> Selected passage:

This deposition testimony was admitted into evidence at the Motion to Approve Compromise and Settlement held before the Court on August 30, 2017. [BK 15-12215 Doc. 466-2, pgs. 109-112].

With respect to subsequent events, some courts have taken a hard line on relation back. See e.g. Abramson v. Boedeker, 379 F.2d 741, 744 (5th Cir. 1967) (stating that "[i]t is perfectly obvious whether on general principles or on F.R.Civ.P. 15(c) that allegations concerning events occurring subsequent to the filing of the original petition cannot possibly relate back to the earlier date of filing."). Other courts have held that a subsequent event is barred from relation back only where it is unrelated to the offenses pled in the original complaint. Yates v. Auto City 76, 299 F.R.D. 611, 615 (N.D. Cal. 2013) (non-bankruptcy case). The Court has been unable to find any case allowing post-petition ("subsequent") events to relate back to the filing of an original complaint involving Rule 4004. The Court does not believe it is appropriate to do so here. The allegedly false statements by David Stewart in the Schedules, in his trial testimony in January 2016 on the Motion to Approve Controversy and Settlement Agreement and his deposition of June 2017 do not by time or substance arise out of the same conduct, transaction or occurrence as any alleged false statements in the Schedules and SOFA which were the basis of the claims asserted in the Original Complaint. The BP Claims proceeds were not even then in existence. As soon as SEPH learned of the use and concealment of the BP Claims proceeds on around September 1, 2017, it should have promptly sought relief under Rule 4004(b)(2). It did promptly seek to have the $348,404 in proceeds used to pay attorney's fees disgorged from Debtors' counsel. It did not, however, seek to have the Debtors denied a discharge on such grounds until the filing of its Second Amended Complaint more than three years later.

> Set problem:
Answer these questions from the passage on relation back:
1. On what date was the Motion to Approve Compromise and Settlement heard before the Court?
2. Which court decided Abramson v. Boedeker, and in what year?
3. What amount of BP Claims proceeds, used to pay attorney's fees, did SEPH seek to have disgorged from Debtors' counsel?
The records have no connection to the passage on relation back.

> Excerpted data:

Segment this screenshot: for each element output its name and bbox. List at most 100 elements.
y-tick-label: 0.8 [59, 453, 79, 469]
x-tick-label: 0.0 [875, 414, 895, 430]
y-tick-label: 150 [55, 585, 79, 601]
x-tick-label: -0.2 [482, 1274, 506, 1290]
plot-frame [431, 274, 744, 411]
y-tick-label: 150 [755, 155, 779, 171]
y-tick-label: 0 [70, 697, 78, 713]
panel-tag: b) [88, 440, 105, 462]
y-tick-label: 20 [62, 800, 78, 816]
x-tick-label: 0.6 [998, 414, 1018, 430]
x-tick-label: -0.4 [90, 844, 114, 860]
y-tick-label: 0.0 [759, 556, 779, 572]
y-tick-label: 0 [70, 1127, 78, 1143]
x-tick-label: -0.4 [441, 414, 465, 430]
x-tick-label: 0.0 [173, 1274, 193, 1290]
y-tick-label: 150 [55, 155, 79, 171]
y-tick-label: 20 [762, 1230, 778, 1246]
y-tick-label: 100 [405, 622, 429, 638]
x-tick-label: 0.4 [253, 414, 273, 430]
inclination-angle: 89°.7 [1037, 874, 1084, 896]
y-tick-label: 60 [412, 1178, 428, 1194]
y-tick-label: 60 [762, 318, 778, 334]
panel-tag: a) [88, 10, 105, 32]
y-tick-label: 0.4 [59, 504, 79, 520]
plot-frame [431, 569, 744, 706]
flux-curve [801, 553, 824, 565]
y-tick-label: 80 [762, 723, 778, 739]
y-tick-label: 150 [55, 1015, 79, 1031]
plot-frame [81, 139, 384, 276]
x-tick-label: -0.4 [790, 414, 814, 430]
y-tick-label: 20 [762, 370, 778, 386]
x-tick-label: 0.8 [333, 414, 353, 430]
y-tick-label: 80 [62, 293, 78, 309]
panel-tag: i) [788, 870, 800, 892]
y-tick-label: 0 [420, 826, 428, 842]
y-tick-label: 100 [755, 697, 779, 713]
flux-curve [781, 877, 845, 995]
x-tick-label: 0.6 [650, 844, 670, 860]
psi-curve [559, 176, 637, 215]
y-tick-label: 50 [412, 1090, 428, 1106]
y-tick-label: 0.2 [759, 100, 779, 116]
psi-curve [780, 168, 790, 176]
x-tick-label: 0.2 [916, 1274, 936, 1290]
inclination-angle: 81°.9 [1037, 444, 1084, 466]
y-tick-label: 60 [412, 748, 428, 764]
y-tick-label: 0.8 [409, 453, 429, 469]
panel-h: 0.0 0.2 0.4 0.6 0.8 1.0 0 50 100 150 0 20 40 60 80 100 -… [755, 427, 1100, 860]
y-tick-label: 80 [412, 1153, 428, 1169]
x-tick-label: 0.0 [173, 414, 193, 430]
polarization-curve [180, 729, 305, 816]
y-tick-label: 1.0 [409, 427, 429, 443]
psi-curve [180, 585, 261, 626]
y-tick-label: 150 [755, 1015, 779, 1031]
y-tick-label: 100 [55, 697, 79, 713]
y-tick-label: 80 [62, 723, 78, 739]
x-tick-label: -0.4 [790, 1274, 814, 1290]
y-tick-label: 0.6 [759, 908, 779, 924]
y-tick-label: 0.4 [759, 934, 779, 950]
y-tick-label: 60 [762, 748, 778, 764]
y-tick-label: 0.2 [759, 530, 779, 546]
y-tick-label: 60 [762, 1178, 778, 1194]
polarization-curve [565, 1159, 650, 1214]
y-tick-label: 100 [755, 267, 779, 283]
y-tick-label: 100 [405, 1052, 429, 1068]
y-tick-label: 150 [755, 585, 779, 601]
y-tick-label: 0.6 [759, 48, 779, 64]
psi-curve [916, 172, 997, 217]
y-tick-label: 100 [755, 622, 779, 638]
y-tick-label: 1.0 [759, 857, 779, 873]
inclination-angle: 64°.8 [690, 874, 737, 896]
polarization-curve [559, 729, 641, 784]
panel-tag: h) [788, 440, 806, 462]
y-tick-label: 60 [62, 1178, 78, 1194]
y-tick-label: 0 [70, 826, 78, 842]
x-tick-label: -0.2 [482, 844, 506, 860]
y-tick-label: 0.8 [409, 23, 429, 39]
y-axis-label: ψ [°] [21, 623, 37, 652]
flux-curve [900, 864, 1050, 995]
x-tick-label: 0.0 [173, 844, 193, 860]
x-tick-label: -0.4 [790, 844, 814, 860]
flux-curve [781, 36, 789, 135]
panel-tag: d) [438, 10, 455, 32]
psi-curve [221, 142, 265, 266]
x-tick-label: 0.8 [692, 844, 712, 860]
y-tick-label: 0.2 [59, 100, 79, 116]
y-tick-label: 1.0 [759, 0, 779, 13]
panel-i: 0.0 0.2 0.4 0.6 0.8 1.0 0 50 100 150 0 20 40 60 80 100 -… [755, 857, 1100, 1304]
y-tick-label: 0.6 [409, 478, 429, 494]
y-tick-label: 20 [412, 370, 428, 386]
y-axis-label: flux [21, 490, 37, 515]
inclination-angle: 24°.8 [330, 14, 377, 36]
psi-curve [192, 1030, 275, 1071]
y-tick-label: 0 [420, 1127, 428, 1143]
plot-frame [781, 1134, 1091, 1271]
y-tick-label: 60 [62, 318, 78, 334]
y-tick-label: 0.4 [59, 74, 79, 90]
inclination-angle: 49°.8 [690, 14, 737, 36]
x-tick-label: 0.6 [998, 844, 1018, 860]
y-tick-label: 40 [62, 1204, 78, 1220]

> Solution to this exercise:
1. August 30, 2017.
2. The Fifth Circuit, in 1967.
3. $348,404.